*CONSIGNE*
Prolongez l'entretien avec Albert Llovera en reprenant juste après sa dernière phrase.

*EXTRAIT PRÉSENTÉ*
· · · ·

Albert Llovera est né en Andorre en 1966. Il a grandi dans le monde du ski et a participé aux Jeux olympiques d’hiver de Sarajevo, en Yougoslavie, à l’âge de 17 ans. En 1985, il est retourné à Sarajevo pour participer à la Coupe européenne de ski. Il a malheureusement chuté à 100 km / h sur la piste de descente, souffrant de graves blessures qui l’ont laissé confiné dans un fauteuil roulant. Aujourd’hui, Albert est le seul pilote de rallye automobile professionnel au monde handicapé qui a gagné des courses. Il est pilote de l’équipe Bonver, ambassadeur de l’UNISEF et de Fiat-Chrysler, conférencier motivateur et orthopédiste de sa propre boutique d’orthèses en Andorre. Il a partagé avec all-andorra.com des détails de sa carrière sportive ainsi que ses motivations de vie et ses projets pour l’avenir.
Interview : Irina Rybalchenko
Vous êtes impliqué dans les courses automobiles depuis 1987 – c’était seulement deux ans après de votre blessure. Comment vous êtes-vous motivé pour revenir et continuer votre carrière sportive?
Au cours de la première année après l’accident, j’ai participé à un projet de recherche de la NASA (National Aeronautics and Space Administration) sur les lésions de la moelle épinière. J’ai passé plusieurs mois aux États-Unis à tester la stimulation électrique etc.
Mais je n’aimais pas me sentir handicapé. Grâce à ce projet, j’ai commencé à jouer au basketball. Et j’ai commencé à me préparer à obtenir un permis de conduire – comme vous le savez, des personnes ayant ce genre de handicap ont besoin d’un permis de conduire différent. Il m’a fallu deux ans pour apprendre et m’entraîner à conduire sans mes jambes. Je suis devenu la première personne paralysée au monde à obtenir un permis de conduire pour rivaliser avec d’autres personnes n’ayant pas de l’incapacité.
Ayant ce permis de conduire, j’ai pu commencer à faire de la course automobile. J’ai commencé avec la Peugeot Cup – le plus célèbre rallye d’Europe. Je l’ai gagné lors de la dernière course, j’ai gagné de l’argent et cela m’a motivé à continuer de me battre au niveau national et international.

· · · ·

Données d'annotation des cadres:
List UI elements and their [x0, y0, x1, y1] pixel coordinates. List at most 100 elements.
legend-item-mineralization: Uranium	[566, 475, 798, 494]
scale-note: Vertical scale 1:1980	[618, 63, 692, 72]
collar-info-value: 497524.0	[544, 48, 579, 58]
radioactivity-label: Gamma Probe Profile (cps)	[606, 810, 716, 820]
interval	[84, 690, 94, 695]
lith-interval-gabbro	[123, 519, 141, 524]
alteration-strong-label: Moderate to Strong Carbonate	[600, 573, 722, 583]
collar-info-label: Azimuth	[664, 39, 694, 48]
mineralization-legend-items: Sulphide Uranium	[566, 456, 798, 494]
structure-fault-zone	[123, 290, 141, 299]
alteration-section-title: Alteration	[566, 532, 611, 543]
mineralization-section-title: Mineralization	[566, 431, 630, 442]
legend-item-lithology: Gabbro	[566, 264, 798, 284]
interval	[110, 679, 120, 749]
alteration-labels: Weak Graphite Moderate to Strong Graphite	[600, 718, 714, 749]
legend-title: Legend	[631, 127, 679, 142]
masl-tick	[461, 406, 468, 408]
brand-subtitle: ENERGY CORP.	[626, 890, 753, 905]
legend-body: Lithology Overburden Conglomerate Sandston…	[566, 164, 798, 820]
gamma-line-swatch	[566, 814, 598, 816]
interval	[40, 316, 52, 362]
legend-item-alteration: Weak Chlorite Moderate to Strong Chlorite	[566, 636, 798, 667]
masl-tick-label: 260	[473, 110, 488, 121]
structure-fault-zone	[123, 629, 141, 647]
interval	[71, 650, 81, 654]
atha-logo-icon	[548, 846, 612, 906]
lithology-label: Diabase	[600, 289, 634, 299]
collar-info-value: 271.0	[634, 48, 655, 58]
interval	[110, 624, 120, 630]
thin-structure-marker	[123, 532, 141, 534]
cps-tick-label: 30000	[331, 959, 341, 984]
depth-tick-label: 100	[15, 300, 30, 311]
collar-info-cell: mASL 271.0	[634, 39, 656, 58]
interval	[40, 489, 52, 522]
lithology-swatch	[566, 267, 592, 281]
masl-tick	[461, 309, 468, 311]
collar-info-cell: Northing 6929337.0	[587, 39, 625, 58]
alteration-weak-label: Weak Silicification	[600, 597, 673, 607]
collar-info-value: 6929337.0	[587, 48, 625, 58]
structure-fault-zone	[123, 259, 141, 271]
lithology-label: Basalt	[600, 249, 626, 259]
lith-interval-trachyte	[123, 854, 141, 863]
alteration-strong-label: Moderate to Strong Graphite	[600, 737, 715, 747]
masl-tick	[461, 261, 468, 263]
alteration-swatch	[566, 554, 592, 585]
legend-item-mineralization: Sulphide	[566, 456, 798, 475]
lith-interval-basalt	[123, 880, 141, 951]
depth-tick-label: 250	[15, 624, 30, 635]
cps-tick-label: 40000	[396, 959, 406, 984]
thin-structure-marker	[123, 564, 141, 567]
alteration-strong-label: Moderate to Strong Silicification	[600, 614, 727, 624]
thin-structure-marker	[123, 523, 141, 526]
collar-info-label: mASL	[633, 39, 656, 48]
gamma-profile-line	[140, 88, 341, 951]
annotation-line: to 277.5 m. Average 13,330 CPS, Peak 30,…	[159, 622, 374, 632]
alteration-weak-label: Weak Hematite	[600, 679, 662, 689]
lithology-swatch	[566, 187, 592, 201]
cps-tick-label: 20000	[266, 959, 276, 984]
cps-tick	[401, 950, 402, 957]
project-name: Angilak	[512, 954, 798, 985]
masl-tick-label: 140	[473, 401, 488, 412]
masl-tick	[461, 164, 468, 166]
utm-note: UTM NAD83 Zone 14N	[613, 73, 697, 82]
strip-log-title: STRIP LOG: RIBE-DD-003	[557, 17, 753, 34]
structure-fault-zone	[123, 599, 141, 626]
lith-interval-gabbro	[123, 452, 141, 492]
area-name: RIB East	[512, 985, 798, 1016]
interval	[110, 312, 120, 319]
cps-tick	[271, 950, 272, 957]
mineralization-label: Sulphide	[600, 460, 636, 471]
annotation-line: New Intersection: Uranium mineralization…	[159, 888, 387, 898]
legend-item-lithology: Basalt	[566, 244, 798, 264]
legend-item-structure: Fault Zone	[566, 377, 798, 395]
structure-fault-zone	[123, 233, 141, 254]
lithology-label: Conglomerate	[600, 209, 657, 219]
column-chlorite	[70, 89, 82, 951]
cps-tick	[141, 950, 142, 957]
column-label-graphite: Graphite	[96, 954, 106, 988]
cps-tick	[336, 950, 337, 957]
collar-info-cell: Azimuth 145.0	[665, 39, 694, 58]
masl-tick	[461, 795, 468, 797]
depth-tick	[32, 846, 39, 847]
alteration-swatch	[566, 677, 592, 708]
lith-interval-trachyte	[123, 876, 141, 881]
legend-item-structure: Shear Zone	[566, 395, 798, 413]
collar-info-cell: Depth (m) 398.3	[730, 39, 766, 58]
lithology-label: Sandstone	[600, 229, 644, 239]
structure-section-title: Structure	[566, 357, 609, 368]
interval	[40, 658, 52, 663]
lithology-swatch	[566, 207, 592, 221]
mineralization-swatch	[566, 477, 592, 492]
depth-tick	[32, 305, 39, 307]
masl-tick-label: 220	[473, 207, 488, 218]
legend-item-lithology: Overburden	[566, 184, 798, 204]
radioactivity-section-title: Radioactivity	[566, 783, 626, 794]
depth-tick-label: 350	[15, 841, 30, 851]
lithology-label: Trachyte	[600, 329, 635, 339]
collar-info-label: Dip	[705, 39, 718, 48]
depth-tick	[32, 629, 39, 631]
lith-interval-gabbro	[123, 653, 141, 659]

· · · ·

*RÉPONSE*
Pourquoi avez-vous choisi la course automobile? Quelle était la principale motivation?
On m’a recommandé de pratiquer la natation, mais j’ai trouvé ça très ennuyeux. J’ai toujours eu besoin de sentir la vitesse et d’obtenir ma dose d’adrénaline avec n’importe quel sport je pouvais pratiquer. La course automobile est très similaire au ski pour moi, je ressens les mêmes sensations. La suspension de la voiture est comme les genoux. Dans les deux cas, il faut regarder toujours devant vous. Dans les deux cas, c’est très rapide et ça vous donne une montée d’adrénaline. Je connais beaucoup de skieurs qui combinent ski et rallye automobile à cause de ça!
Parlez-moi, s’il vous plaît, du film “Las alas del fénix”, qui vous est dédié. Qui a apporté l’idée? De quoi ce film parle-t-il?
Ce film est apparu grâce à mes amis. Je voulais transmettre l’idée que dans le sport, comme dans la vie, il n’y a pas de restrictions quand on croit en soi. Il est apparu en 2005, dirigé par mon ami José María Borrell, où l’acteur Javier Bardem, le champion du monde des rallyes Carlos Sainz, et le skieur Fernandes Ochoa partagent leurs souvenirs de moi. Il existe deux versions du film coproduit par Odisea et Góndola Films: une version de 20 minutes pour les salles de cinéma, qui a remporté une nomination pour le prix Goya du meilleur court métrage documentaire et un documentaire télévisé d’une heure achetée par Canal plus, qui comprend plus de détails sur ma vie.
Vous êtes l’auteur du livre “No limits” – pourquoi avez-vous décidé de l’écrire?
Lorsque vous avez un problème, vous cherchez toujours un moyen de le résoudre. Avec ce livre, je voulais expliquer mon expérience personnelle et professionnelle sur un ton léger et jovial. Maintenant, il est seulement en espagnol, mais je voudrais le traduire en anglais, en italien et peut-être dans d’autres langues.
Le style de mon livre est très similaire à mes activités de conférencier motivateur. Vous savez, je suis invité au moins deux fois par mois pour prendre part à différentes conférences, où j’essaie de motiver les gens à toujours essayer de faire de leur mieux. J’ai fait une conférence à la prison d’Andorre, par exemple. J’ai décrit ma vie comme un exemple de protestation. Votre vie est toujours dans vos mains!
Je voyage en Espagne et en Amérique du Sud en tant que conférencier motivateur. J’essaie toujours de démontrer que je ne suis pas une personne handicapée. Et j’aime ça!
Vous avez participé aux courses du Dakar à cinq reprises. Comment était-ce?
Le rallye Dakar est un défi de 15 jours qui fait que les conducteurs passent à travers les déserts les plus spectaculaires au monde. L’organisateur est Amaury Sport Organisation (A.S.O.) – la société organise les plus grands événements sportifs internationaux. Il existe quatre catégories différentes: les motos, les voitures, les camions et les quads.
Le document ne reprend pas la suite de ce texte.